Work required: Look through the material below. Copy each line that contains the string "confidence".

(Source data)
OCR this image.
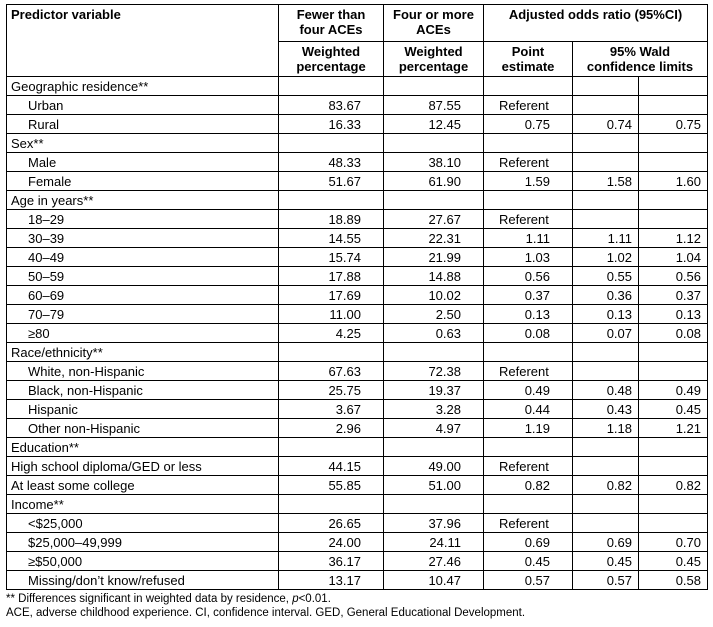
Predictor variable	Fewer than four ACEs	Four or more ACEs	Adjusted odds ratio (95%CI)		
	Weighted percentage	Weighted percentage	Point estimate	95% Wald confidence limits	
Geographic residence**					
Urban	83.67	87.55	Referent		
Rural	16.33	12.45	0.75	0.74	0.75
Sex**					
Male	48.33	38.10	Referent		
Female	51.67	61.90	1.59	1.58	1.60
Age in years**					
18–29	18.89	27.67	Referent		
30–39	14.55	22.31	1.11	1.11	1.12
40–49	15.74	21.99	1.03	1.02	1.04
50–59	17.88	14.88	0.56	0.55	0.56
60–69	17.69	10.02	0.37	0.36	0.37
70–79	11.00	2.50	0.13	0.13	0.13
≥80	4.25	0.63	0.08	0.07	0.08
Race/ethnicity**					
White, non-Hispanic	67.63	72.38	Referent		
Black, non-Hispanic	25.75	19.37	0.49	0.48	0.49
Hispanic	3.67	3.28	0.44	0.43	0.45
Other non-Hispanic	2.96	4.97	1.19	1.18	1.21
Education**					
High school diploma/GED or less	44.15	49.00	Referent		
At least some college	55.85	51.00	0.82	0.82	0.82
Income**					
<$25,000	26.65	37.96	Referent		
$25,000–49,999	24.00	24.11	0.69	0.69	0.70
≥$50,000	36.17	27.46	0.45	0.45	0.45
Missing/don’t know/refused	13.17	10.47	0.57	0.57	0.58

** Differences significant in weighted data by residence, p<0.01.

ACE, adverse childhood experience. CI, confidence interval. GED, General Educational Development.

...

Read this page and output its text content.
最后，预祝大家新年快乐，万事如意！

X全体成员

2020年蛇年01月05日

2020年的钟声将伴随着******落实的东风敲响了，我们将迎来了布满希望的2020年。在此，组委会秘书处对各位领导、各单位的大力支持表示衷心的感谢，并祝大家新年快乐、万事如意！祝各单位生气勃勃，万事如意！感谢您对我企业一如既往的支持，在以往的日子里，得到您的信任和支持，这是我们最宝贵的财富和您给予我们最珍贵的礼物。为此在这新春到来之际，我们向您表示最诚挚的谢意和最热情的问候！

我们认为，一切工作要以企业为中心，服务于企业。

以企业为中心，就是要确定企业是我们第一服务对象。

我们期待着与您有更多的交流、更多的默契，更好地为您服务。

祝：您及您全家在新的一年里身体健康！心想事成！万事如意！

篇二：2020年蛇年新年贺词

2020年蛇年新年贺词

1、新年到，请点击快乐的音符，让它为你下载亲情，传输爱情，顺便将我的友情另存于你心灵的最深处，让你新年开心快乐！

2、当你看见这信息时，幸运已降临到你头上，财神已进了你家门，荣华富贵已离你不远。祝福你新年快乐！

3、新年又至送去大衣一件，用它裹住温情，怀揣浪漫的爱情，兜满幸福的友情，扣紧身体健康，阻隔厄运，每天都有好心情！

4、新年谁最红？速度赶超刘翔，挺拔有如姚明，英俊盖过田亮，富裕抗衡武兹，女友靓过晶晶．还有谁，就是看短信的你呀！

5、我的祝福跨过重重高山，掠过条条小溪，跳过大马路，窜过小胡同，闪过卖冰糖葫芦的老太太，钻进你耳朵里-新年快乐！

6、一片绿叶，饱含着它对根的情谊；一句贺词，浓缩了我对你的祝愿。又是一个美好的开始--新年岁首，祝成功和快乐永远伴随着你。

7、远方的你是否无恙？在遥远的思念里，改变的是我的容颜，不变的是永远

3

...

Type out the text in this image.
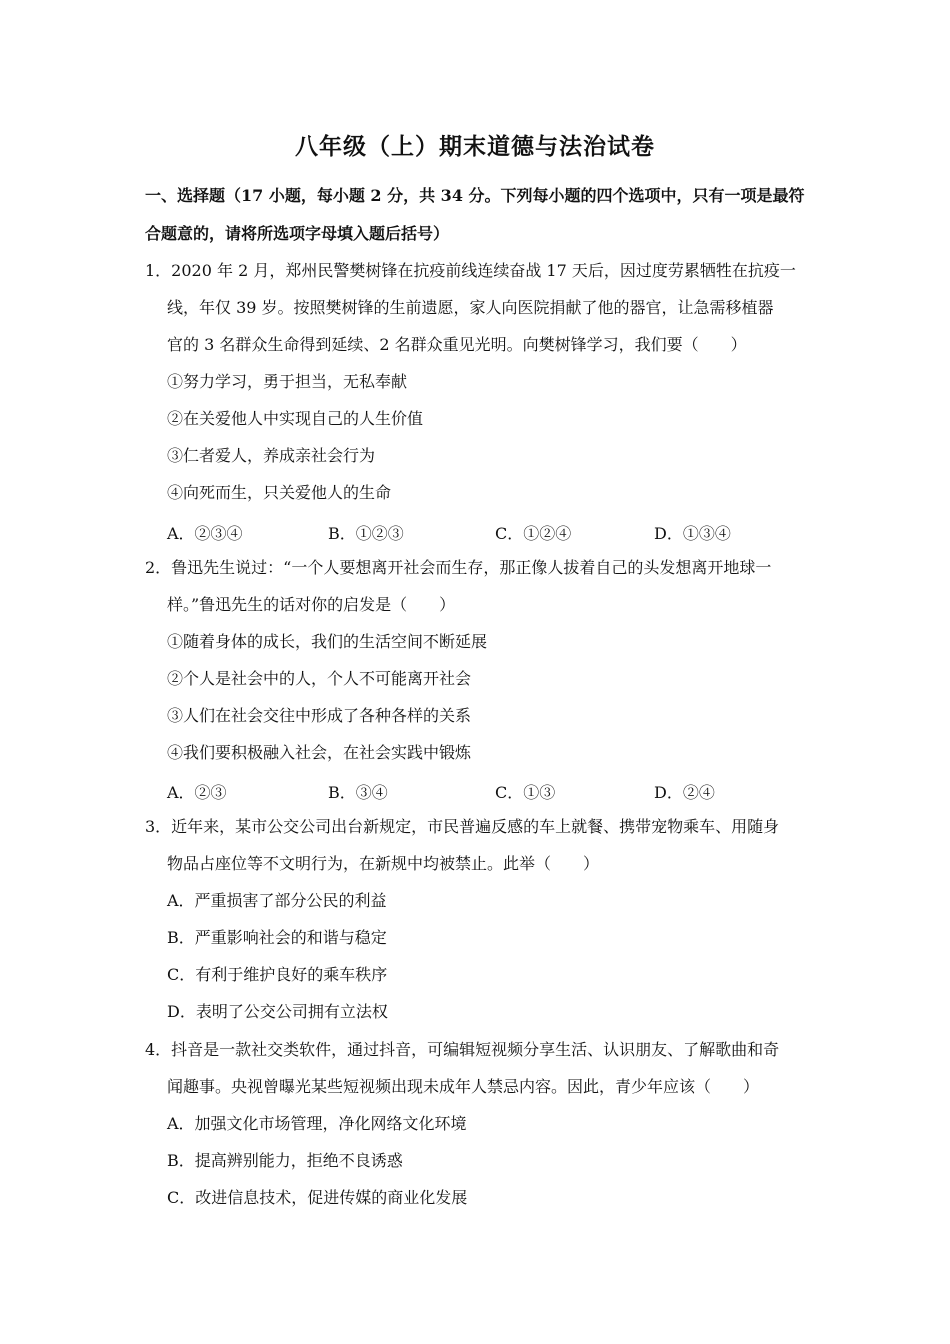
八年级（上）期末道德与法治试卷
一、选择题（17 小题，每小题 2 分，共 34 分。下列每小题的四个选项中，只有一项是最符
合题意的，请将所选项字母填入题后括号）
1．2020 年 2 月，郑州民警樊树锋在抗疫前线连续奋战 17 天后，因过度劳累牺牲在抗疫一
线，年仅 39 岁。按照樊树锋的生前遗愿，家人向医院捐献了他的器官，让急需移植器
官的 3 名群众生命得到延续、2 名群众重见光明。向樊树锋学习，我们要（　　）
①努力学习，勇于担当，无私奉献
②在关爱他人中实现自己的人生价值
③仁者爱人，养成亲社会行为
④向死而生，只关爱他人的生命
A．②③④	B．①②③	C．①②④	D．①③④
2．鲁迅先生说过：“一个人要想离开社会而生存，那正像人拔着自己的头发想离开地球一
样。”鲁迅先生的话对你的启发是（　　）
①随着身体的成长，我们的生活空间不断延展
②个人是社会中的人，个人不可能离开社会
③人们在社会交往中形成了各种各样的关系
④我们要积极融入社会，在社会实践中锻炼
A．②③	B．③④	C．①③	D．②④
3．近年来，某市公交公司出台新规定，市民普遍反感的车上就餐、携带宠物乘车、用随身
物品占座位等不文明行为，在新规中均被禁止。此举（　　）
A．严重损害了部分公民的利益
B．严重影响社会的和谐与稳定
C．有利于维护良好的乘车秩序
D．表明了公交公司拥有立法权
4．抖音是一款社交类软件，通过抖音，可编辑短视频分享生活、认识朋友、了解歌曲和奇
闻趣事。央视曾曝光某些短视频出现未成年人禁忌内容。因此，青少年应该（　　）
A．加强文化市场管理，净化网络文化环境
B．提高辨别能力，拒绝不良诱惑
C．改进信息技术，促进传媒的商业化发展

Written answer:
	Weighted percentage	Weighted percentage	Point estimate	95% Wald confidence limits	
ACE, adverse childhood experience. CI, confidence interval. GED, General Educational Development.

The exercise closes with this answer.